---------- Given records ----------
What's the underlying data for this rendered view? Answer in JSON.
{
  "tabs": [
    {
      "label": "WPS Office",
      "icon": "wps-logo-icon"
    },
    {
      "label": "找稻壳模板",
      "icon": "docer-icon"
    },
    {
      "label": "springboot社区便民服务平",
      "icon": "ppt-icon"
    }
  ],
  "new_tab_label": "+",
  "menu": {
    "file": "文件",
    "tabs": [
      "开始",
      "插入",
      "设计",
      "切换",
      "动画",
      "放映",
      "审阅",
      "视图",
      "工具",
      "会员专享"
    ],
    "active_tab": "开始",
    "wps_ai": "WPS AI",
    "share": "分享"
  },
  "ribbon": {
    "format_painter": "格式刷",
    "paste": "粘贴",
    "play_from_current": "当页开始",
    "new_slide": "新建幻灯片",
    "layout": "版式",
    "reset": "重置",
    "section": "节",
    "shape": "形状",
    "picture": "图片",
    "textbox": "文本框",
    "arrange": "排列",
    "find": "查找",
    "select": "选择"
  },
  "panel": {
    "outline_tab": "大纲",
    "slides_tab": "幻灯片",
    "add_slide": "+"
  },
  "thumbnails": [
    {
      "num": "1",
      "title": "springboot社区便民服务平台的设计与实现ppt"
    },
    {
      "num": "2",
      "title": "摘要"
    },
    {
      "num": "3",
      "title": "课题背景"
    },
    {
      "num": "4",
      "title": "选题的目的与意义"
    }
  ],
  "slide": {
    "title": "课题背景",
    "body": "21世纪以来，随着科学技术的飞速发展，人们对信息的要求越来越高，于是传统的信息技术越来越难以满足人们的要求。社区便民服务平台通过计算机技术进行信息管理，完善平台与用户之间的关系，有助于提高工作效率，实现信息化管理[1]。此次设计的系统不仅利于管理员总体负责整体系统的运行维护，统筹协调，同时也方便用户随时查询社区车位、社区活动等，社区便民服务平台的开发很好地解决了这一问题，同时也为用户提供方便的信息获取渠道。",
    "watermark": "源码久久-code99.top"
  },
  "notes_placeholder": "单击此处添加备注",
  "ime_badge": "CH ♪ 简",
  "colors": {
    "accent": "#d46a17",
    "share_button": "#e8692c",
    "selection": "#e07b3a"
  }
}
----------
Aim of the exercise → From the records above, extract each line exactly as shown.

Result of this task →
What's the underlying data for this rendered view? Answer in JSON.
{
  "tabs": [
    {
      "label": "WPS Office",
      "icon": "wps-logo-icon"
    },
    {
      "label": "找稻壳模板",
      "icon": "docer-icon"
    },
    {
      "label": "springboot社区便民服务平",
      "icon": "ppt-icon"
    }
  ],
  "new_tab_label": "+",
  "menu": {
    "file": "文件",
    "tabs": [
      "开始",
      "插入",
      "设计",
      "切换",
      "动画",
      "放映",
      "审阅",
      "视图",
      "工具",
      "会员专享"
    ],
    "active_tab": "开始",
    "wps_ai": "WPS AI",
    "share": "分享"
  },
  "ribbon": {
    "format_painter": "格式刷",
    "paste": "粘贴",
    "play_from_current": "当页开始",
    "new_slide": "新建幻灯片",
    "layout": "版式",
    "reset": "重置",
    "section": "节",
    "shape": "形状",
    "picture": "图片",
    "textbox": "文本框",
    "arrange": "排列",
    "find": "查找",
    "select": "选择"
  },
  "panel": {
    "outline_tab": "大纲",
    "slides_tab": "幻灯片",
    "add_slide": "+"
  },
  "thumbnails": [
    {
      "num": "1",
      "title": "springboot社区便民服务平台的设计与实现ppt"
    },
    {
      "num": "2",
      "title": "摘要"
    },
    {
      "num": "3",
      "title": "课题背景"
    },
    {
      "num": "4",
      "title": "选题的目的与意义"
    }
  ],
  "slide": {
    "title": "课题背景",
    "body": "21世纪以来，随着科学技术的飞速发展，人们对信息的要求越来越高，于是传统的信息技术越来越难以满足人们的要求。社区便民服务平台通过计算机技术进行信息管理，完善平台与用户之间的关系，有助于提高工作效率，实现信息化管理[1]。此次设计的系统不仅利于管理员总体负责整体系统的运行维护，统筹协调，同时也方便用户随时查询社区车位、社区活动等，社区便民服务平台的开发很好地解决了这一问题，同时也为用户提供方便的信息获取渠道。",
    "watermark": "源码久久-code99.top"
  },
  "notes_placeholder": "单击此处添加备注",
  "ime_badge": "CH ♪ 简",
  "colors": {
    "accent": "#d46a17",
    "share_button": "#e8692c",
    "selection": "#e07b3a"
  }
}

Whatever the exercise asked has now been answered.